◆ **Written request**: Give the data a second time, exactly and in full.

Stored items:
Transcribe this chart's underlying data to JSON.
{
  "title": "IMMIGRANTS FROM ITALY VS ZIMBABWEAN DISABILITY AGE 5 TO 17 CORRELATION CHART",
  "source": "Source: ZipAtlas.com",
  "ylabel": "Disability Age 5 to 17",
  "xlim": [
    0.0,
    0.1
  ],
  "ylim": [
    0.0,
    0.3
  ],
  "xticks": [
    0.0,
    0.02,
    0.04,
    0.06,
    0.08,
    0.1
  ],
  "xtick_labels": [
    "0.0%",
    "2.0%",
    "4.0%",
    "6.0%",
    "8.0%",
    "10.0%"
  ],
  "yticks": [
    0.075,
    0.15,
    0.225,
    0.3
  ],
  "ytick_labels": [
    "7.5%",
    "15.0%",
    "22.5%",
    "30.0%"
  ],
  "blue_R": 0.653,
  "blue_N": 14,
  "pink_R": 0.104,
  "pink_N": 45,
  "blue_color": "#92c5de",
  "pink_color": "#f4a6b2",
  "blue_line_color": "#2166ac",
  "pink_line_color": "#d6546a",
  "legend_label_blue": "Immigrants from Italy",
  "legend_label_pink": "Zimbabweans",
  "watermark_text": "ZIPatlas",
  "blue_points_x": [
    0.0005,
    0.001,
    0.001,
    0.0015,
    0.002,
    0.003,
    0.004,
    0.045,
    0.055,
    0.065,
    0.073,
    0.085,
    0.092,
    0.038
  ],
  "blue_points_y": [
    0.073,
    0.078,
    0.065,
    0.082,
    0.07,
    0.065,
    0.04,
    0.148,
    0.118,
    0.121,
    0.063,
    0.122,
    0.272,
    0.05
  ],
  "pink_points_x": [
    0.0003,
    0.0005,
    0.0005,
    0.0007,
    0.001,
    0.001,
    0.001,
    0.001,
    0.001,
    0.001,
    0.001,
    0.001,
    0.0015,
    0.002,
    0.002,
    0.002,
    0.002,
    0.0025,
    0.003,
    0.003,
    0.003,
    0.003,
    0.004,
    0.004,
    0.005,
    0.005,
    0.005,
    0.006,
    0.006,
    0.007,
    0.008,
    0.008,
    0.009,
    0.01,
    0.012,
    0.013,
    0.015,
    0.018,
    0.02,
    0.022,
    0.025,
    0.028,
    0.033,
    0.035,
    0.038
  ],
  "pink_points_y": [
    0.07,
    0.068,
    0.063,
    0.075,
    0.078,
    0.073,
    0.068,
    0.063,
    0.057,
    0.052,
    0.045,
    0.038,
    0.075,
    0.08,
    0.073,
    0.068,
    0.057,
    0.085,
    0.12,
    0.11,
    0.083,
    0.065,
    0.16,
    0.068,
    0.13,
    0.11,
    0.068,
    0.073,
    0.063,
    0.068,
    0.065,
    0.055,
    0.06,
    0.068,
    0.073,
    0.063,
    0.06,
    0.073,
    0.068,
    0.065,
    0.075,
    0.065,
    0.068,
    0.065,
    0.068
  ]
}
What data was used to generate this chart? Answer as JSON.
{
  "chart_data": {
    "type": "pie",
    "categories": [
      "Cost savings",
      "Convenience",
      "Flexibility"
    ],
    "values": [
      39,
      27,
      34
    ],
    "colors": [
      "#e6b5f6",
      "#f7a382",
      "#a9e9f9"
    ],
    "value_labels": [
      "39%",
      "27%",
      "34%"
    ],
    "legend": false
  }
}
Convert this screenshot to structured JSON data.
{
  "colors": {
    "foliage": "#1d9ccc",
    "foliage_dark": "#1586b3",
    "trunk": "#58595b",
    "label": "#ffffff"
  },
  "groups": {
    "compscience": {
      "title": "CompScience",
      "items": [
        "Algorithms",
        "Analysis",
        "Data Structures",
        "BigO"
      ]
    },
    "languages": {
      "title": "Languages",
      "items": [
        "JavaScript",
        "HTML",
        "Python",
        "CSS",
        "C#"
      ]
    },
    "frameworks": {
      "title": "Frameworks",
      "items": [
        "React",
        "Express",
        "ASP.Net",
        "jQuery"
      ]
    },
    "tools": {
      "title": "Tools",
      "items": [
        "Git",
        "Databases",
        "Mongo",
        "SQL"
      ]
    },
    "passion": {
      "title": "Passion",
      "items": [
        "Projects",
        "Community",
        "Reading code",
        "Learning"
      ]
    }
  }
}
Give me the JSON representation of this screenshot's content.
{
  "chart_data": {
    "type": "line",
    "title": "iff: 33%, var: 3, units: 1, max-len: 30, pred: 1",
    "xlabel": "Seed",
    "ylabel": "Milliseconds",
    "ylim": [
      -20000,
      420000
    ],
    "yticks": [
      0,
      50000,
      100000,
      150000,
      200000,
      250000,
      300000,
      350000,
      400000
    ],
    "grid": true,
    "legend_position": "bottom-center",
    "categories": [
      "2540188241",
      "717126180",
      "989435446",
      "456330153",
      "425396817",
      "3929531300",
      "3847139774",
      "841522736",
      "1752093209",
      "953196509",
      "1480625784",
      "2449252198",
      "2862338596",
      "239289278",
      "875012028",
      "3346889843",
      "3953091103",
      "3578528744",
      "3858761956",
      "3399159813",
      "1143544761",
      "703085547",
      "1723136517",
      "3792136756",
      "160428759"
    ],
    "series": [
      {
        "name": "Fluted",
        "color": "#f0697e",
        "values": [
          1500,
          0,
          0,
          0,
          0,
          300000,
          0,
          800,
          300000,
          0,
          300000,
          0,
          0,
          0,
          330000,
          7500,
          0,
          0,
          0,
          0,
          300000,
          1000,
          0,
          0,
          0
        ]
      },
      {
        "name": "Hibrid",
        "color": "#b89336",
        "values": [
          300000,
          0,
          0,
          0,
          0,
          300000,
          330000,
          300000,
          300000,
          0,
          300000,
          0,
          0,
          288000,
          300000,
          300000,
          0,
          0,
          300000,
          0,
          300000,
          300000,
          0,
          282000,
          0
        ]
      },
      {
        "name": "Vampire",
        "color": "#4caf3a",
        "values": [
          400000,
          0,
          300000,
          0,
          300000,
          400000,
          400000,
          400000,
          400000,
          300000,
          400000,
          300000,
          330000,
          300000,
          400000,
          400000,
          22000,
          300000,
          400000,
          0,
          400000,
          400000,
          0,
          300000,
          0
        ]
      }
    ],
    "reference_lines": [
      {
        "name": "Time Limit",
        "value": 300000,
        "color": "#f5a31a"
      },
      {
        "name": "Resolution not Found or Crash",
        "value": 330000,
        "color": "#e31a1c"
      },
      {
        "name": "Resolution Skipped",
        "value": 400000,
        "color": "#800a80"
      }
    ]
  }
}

◆ **Solution**:
Transcribe this chart's underlying data to JSON.
{
  "title": "IMMIGRANTS FROM ITALY VS ZIMBABWEAN DISABILITY AGE 5 TO 17 CORRELATION CHART",
  "source": "Source: ZipAtlas.com",
  "ylabel": "Disability Age 5 to 17",
  "xlim": [
    0.0,
    0.1
  ],
  "ylim": [
    0.0,
    0.3
  ],
  "xticks": [
    0.0,
    0.02,
    0.04,
    0.06,
    0.08,
    0.1
  ],
  "xtick_labels": [
    "0.0%",
    "2.0%",
    "4.0%",
    "6.0%",
    "8.0%",
    "10.0%"
  ],
  "yticks": [
    0.075,
    0.15,
    0.225,
    0.3
  ],
  "ytick_labels": [
    "7.5%",
    "15.0%",
    "22.5%",
    "30.0%"
  ],
  "blue_R": 0.653,
  "blue_N": 14,
  "pink_R": 0.104,
  "pink_N": 45,
  "blue_color": "#92c5de",
  "pink_color": "#f4a6b2",
  "blue_line_color": "#2166ac",
  "pink_line_color": "#d6546a",
  "legend_label_blue": "Immigrants from Italy",
  "legend_label_pink": "Zimbabweans",
  "watermark_text": "ZIPatlas",
  "blue_points_x": [
    0.0005,
    0.001,
    0.001,
    0.0015,
    0.002,
    0.003,
    0.004,
    0.045,
    0.055,
    0.065,
    0.073,
    0.085,
    0.092,
    0.038
  ],
  "blue_points_y": [
    0.073,
    0.078,
    0.065,
    0.082,
    0.07,
    0.065,
    0.04,
    0.148,
    0.118,
    0.121,
    0.063,
    0.122,
    0.272,
    0.05
  ],
  "pink_points_x": [
    0.0003,
    0.0005,
    0.0005,
    0.0007,
    0.001,
    0.001,
    0.001,
    0.001,
    0.001,
    0.001,
    0.001,
    0.001,
    0.0015,
    0.002,
    0.002,
    0.002,
    0.002,
    0.0025,
    0.003,
    0.003,
    0.003,
    0.003,
    0.004,
    0.004,
    0.005,
    0.005,
    0.005,
    0.006,
    0.006,
    0.007,
    0.008,
    0.008,
    0.009,
    0.01,
    0.012,
    0.013,
    0.015,
    0.018,
    0.02,
    0.022,
    0.025,
    0.028,
    0.033,
    0.035,
    0.038
  ],
  "pink_points_y": [
    0.07,
    0.068,
    0.063,
    0.075,
    0.078,
    0.073,
    0.068,
    0.063,
    0.057,
    0.052,
    0.045,
    0.038,
    0.075,
    0.08,
    0.073,
    0.068,
    0.057,
    0.085,
    0.12,
    0.11,
    0.083,
    0.065,
    0.16,
    0.068,
    0.13,
    0.11,
    0.068,
    0.073,
    0.063,
    0.068,
    0.065,
    0.055,
    0.06,
    0.068,
    0.073,
    0.063,
    0.06,
    0.073,
    0.068,
    0.065,
    0.075,
    0.065,
    0.068,
    0.065,
    0.068
  ]
}
What data was used to generate this chart? Answer as JSON.
{
  "chart_data": {
    "type": "pie",
    "categories": [
      "Cost savings",
      "Convenience",
      "Flexibility"
    ],
    "values": [
      39,
      27,
      34
    ],
    "colors": [
      "#e6b5f6",
      "#f7a382",
      "#a9e9f9"
    ],
    "value_labels": [
      "39%",
      "27%",
      "34%"
    ],
    "legend": false
  }
}
Convert this screenshot to structured JSON data.
{
  "colors": {
    "foliage": "#1d9ccc",
    "foliage_dark": "#1586b3",
    "trunk": "#58595b",
    "label": "#ffffff"
  },
  "groups": {
    "compscience": {
      "title": "CompScience",
      "items": [
        "Algorithms",
        "Analysis",
        "Data Structures",
        "BigO"
      ]
    },
    "languages": {
      "title": "Languages",
      "items": [
        "JavaScript",
        "HTML",
        "Python",
        "CSS",
        "C#"
      ]
    },
    "frameworks": {
      "title": "Frameworks",
      "items": [
        "React",
        "Express",
        "ASP.Net",
        "jQuery"
      ]
    },
    "tools": {
      "title": "Tools",
      "items": [
        "Git",
        "Databases",
        "Mongo",
        "SQL"
      ]
    },
    "passion": {
      "title": "Passion",
      "items": [
        "Projects",
        "Community",
        "Reading code",
        "Learning"
      ]
    }
  }
}
Give me the JSON representation of this screenshot's content.
{
  "chart_data": {
    "type": "line",
    "title": "iff: 33%, var: 3, units: 1, max-len: 30, pred: 1",
    "xlabel": "Seed",
    "ylabel": "Milliseconds",
    "ylim": [
      -20000,
      420000
    ],
    "yticks": [
      0,
      50000,
      100000,
      150000,
      200000,
      250000,
      300000,
      350000,
      400000
    ],
    "grid": true,
    "legend_position": "bottom-center",
    "categories": [
      "2540188241",
      "717126180",
      "989435446",
      "456330153",
      "425396817",
      "3929531300",
      "3847139774",
      "841522736",
      "1752093209",
      "953196509",
      "1480625784",
      "2449252198",
      "2862338596",
      "239289278",
      "875012028",
      "3346889843",
      "3953091103",
      "3578528744",
      "3858761956",
      "3399159813",
      "1143544761",
      "703085547",
      "1723136517",
      "3792136756",
      "160428759"
    ],
    "series": [
      {
        "name": "Fluted",
        "color": "#f0697e",
        "values": [
          1500,
          0,
          0,
          0,
          0,
          300000,
          0,
          800,
          300000,
          0,
          300000,
          0,
          0,
          0,
          330000,
          7500,
          0,
          0,
          0,
          0,
          300000,
          1000,
          0,
          0,
          0
        ]
      },
      {
        "name": "Hibrid",
        "color": "#b89336",
        "values": [
          300000,
          0,
          0,
          0,
          0,
          300000,
          330000,
          300000,
          300000,
          0,
          300000,
          0,
          0,
          288000,
          300000,
          300000,
          0,
          0,
          300000,
          0,
          300000,
          300000,
          0,
          282000,
          0
        ]
      },
      {
        "name": "Vampire",
        "color": "#4caf3a",
        "values": [
          400000,
          0,
          300000,
          0,
          300000,
          400000,
          400000,
          400000,
          400000,
          300000,
          400000,
          300000,
          330000,
          300000,
          400000,
          400000,
          22000,
          300000,
          400000,
          0,
          400000,
          400000,
          0,
          300000,
          0
        ]
      }
    ],
    "reference_lines": [
      {
        "name": "Time Limit",
        "value": 300000,
        "color": "#f5a31a"
      },
      {
        "name": "Resolution not Found or Crash",
        "value": 330000,
        "color": "#e31a1c"
      },
      {
        "name": "Resolution Skipped",
        "value": 400000,
        "color": "#800a80"
      }
    ]
  }
}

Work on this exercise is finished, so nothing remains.